→ INSTRUCTIONS FOR THE TASK: Take every line from the listing below that contains "title".

→ RECORDS FOR THIS EXERCISE:

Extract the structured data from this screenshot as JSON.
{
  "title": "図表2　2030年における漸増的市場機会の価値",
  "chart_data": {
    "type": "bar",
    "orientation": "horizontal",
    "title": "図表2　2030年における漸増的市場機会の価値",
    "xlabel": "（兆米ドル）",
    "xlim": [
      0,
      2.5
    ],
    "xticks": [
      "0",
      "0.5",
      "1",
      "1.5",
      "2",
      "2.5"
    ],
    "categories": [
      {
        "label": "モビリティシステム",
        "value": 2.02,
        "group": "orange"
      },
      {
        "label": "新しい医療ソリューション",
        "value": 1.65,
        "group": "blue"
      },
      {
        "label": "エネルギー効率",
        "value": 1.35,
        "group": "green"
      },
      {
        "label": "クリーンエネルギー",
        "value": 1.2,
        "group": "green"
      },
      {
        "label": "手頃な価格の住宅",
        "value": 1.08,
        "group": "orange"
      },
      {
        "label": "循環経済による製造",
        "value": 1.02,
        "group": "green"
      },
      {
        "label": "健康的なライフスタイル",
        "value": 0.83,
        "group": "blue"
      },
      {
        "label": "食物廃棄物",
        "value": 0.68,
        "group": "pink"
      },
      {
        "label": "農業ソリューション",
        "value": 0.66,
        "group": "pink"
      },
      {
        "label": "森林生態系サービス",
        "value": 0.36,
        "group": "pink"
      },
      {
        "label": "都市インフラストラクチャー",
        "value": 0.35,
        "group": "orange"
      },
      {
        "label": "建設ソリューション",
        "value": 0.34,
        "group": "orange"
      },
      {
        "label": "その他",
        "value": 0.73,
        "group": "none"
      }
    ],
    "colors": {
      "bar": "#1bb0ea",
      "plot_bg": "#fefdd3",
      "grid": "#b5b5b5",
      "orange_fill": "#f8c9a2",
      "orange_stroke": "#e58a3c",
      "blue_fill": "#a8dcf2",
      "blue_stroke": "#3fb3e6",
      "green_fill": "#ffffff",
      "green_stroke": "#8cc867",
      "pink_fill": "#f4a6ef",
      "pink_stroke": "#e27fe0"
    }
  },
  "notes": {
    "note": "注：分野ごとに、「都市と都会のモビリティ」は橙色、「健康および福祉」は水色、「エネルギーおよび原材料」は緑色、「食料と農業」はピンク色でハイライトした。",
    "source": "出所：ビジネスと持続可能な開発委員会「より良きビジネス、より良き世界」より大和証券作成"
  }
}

→ SOLUTION TO THIS PROBLEM:
  "title": "図表2　2030年における漸増的市場機会の価値",
    "title": "図表2　2030年における漸増的市場機会の価値",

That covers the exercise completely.